* Start Data for this task *
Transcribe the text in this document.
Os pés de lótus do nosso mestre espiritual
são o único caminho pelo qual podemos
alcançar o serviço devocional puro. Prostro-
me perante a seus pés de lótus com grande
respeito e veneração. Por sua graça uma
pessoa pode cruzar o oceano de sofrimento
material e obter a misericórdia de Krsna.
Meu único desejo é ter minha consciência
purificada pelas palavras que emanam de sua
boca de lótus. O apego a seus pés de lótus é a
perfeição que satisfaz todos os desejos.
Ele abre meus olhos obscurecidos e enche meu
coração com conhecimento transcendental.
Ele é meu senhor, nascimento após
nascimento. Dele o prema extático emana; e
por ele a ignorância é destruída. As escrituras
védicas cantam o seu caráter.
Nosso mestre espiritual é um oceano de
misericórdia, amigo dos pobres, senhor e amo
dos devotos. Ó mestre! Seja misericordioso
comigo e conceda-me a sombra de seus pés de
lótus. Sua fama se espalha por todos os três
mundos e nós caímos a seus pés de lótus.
* End Data for this task *
| Request |
Restate the listing in full, word for word.

| Task answer |
Transcribe the text in this document.
Os pés de lótus do nosso mestre espiritual
são o único caminho pelo qual podemos
alcançar o serviço devocional puro. Prostro-
me perante a seus pés de lótus com grande
respeito e veneração. Por sua graça uma
pessoa pode cruzar o oceano de sofrimento
material e obter a misericórdia de Krsna.
Meu único desejo é ter minha consciência
purificada pelas palavras que emanam de sua
boca de lótus. O apego a seus pés de lótus é a
perfeição que satisfaz todos os desejos.
Ele abre meus olhos obscurecidos e enche meu
coração com conhecimento transcendental.
Ele é meu senhor, nascimento após
nascimento. Dele o prema extático emana; e
por ele a ignorância é destruída. As escrituras
védicas cantam o seu caráter.
Nosso mestre espiritual é um oceano de
misericórdia, amigo dos pobres, senhor e amo
dos devotos. Ó mestre! Seja misericordioso
comigo e conceda-me a sombra de seus pés de
lótus. Sua fama se espalha por todos os três
mundos e nós caímos a seus pés de lótus.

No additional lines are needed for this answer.